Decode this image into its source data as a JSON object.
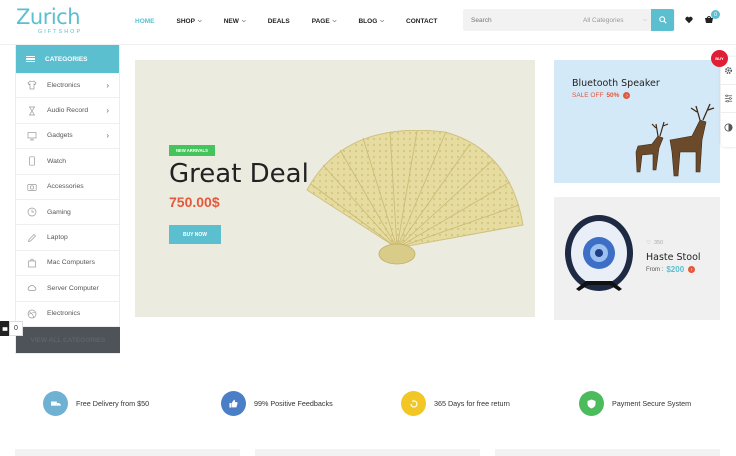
{
  "brand": {
    "name": "Zurich",
    "tagline": "GIFTSHOP",
    "accent": "#5bbfd0"
  },
  "nav": [
    {
      "label": "HOME",
      "active": true,
      "dropdown": false
    },
    {
      "label": "SHOP",
      "active": false,
      "dropdown": true
    },
    {
      "label": "NEW",
      "active": false,
      "dropdown": true
    },
    {
      "label": "DEALS",
      "active": false,
      "dropdown": false
    },
    {
      "label": "PAGE",
      "active": false,
      "dropdown": true
    },
    {
      "label": "BLOG",
      "active": false,
      "dropdown": true
    },
    {
      "label": "CONTACT",
      "active": false,
      "dropdown": false
    }
  ],
  "search": {
    "placeholder": "Search",
    "category": "All Categories"
  },
  "cart": {
    "count": "0"
  },
  "sidebar": {
    "title": "CATEGORIES",
    "items": [
      {
        "label": "Electronics",
        "icon": "tshirt-icon",
        "has_sub": true
      },
      {
        "label": "Audio Record",
        "icon": "hourglass-icon",
        "has_sub": true
      },
      {
        "label": "Gadgets",
        "icon": "monitor-icon",
        "has_sub": true
      },
      {
        "label": "Watch",
        "icon": "phone-icon",
        "has_sub": false
      },
      {
        "label": "Accessories",
        "icon": "camera-icon",
        "has_sub": false
      },
      {
        "label": "Gaming",
        "icon": "clock-icon",
        "has_sub": false
      },
      {
        "label": "Laptop",
        "icon": "pencil-icon",
        "has_sub": false
      },
      {
        "label": "Mac Computers",
        "icon": "bag-icon",
        "has_sub": false
      },
      {
        "label": "Server Computer",
        "icon": "cloud-icon",
        "has_sub": false
      },
      {
        "label": "Electronics",
        "icon": "dribbble-icon",
        "has_sub": false
      }
    ],
    "footer": "VIEW ALL CATEGORIES"
  },
  "side_counter": "0",
  "hero": {
    "badge": "NEW ARRIVALS",
    "title": "Great Deal",
    "price": "750.00$",
    "button": "BUY NOW"
  },
  "banner1": {
    "title": "Bluetooth Speaker",
    "sale_prefix": "SALE OFF",
    "sale_value": "50%"
  },
  "banner2": {
    "likes": "350",
    "title": "Haste Stool",
    "from": "From :",
    "price": "$200"
  },
  "buy_badge": "BUY",
  "features": [
    {
      "text": "Free Delivery from $50",
      "color": "#6fb1d3",
      "icon": "truck-icon"
    },
    {
      "text": "99% Positive Feedbacks",
      "color": "#4a7fc7",
      "icon": "thumbs-up-icon"
    },
    {
      "text": "365 Days for free return",
      "color": "#f2c624",
      "icon": "return-icon"
    },
    {
      "text": "Payment Secure System",
      "color": "#4cbb5c",
      "icon": "shield-icon"
    }
  ],
  "colors": {
    "sale": "#e4583b",
    "badge_green": "#44c45a",
    "dark_footer": "#4e5259"
  }
}
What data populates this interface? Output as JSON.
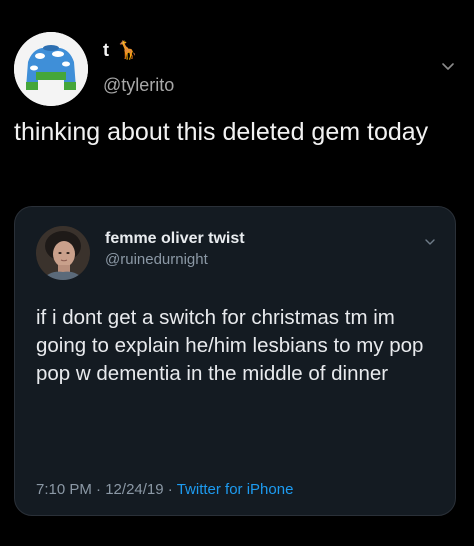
{
  "outer_tweet": {
    "display_name": "t 🦒",
    "handle": "@tylerito",
    "text": "thinking about this deleted gem today",
    "icons": {
      "avatar": "sweater-avatar",
      "menu": "chevron-down-icon"
    }
  },
  "quoted_tweet": {
    "display_name": "femme oliver twist",
    "handle": "@ruinedurnight",
    "text": "if i dont get a switch for christmas tm im going to explain he/him lesbians to my pop pop w dementia in the middle of dinner",
    "time": "7:10 PM",
    "date": "12/24/19",
    "separator": "·",
    "source": "Twitter for iPhone",
    "icons": {
      "avatar": "user-photo-avatar",
      "menu": "chevron-down-icon"
    }
  },
  "colors": {
    "background": "#000000",
    "card_background": "#141b22",
    "card_border": "#2a3038",
    "primary_text": "#e8eaed",
    "secondary_text": "#8b98a5",
    "link": "#1d9bf0"
  }
}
━━━
### Your objective
Nothing but the pictures may be dropped; output the records above exactly.

### Correct result
Decode this image into its source data as a JSON object.
{
  "brand": {
    "name": "Zurich",
    "tagline": "GIFTSHOP",
    "accent": "#5bbfd0"
  },
  "nav": [
    {
      "label": "HOME",
      "active": true,
      "dropdown": false
    },
    {
      "label": "SHOP",
      "active": false,
      "dropdown": true
    },
    {
      "label": "NEW",
      "active": false,
      "dropdown": true
    },
    {
      "label": "DEALS",
      "active": false,
      "dropdown": false
    },
    {
      "label": "PAGE",
      "active": false,
      "dropdown": true
    },
    {
      "label": "BLOG",
      "active": false,
      "dropdown": true
    },
    {
      "label": "CONTACT",
      "active": false,
      "dropdown": false
    }
  ],
  "search": {
    "placeholder": "Search",
    "category": "All Categories"
  },
  "cart": {
    "count": "0"
  },
  "sidebar": {
    "title": "CATEGORIES",
    "items": [
      {
        "label": "Electronics",
        "icon": "tshirt-icon",
        "has_sub": true
      },
      {
        "label": "Audio Record",
        "icon": "hourglass-icon",
        "has_sub": true
      },
      {
        "label": "Gadgets",
        "icon": "monitor-icon",
        "has_sub": true
      },
      {
        "label": "Watch",
        "icon": "phone-icon",
        "has_sub": false
      },
      {
        "label": "Accessories",
        "icon": "camera-icon",
        "has_sub": false
      },
      {
        "label": "Gaming",
        "icon": "clock-icon",
        "has_sub": false
      },
      {
        "label": "Laptop",
        "icon": "pencil-icon",
        "has_sub": false
      },
      {
        "label": "Mac Computers",
        "icon": "bag-icon",
        "has_sub": false
      },
      {
        "label": "Server Computer",
        "icon": "cloud-icon",
        "has_sub": false
      },
      {
        "label": "Electronics",
        "icon": "dribbble-icon",
        "has_sub": false
      }
    ],
    "footer": "VIEW ALL CATEGORIES"
  },
  "side_counter": "0",
  "hero": {
    "badge": "NEW ARRIVALS",
    "title": "Great Deal",
    "price": "750.00$",
    "button": "BUY NOW"
  },
  "banner1": {
    "title": "Bluetooth Speaker",
    "sale_prefix": "SALE OFF",
    "sale_value": "50%"
  },
  "banner2": {
    "likes": "350",
    "title": "Haste Stool",
    "from": "From :",
    "price": "$200"
  },
  "buy_badge": "BUY",
  "features": [
    {
      "text": "Free Delivery from $50",
      "color": "#6fb1d3",
      "icon": "truck-icon"
    },
    {
      "text": "99% Positive Feedbacks",
      "color": "#4a7fc7",
      "icon": "thumbs-up-icon"
    },
    {
      "text": "365 Days for free return",
      "color": "#f2c624",
      "icon": "return-icon"
    },
    {
      "text": "Payment Secure System",
      "color": "#4cbb5c",
      "icon": "shield-icon"
    }
  ],
  "colors": {
    "sale": "#e4583b",
    "badge_green": "#44c45a",
    "dark_footer": "#4e5259"
  }
}
What data populates this interface? Output as JSON.
{
  "outer_tweet": {
    "display_name": "t 🦒",
    "handle": "@tylerito",
    "text": "thinking about this deleted gem today",
    "icons": {
      "avatar": "sweater-avatar",
      "menu": "chevron-down-icon"
    }
  },
  "quoted_tweet": {
    "display_name": "femme oliver twist",
    "handle": "@ruinedurnight",
    "text": "if i dont get a switch for christmas tm im going to explain he/him lesbians to my pop pop w dementia in the middle of dinner",
    "time": "7:10 PM",
    "date": "12/24/19",
    "separator": "·",
    "source": "Twitter for iPhone",
    "icons": {
      "avatar": "user-photo-avatar",
      "menu": "chevron-down-icon"
    }
  },
  "colors": {
    "background": "#000000",
    "card_background": "#141b22",
    "card_border": "#2a3038",
    "primary_text": "#e8eaed",
    "secondary_text": "#8b98a5",
    "link": "#1d9bf0"
  }
}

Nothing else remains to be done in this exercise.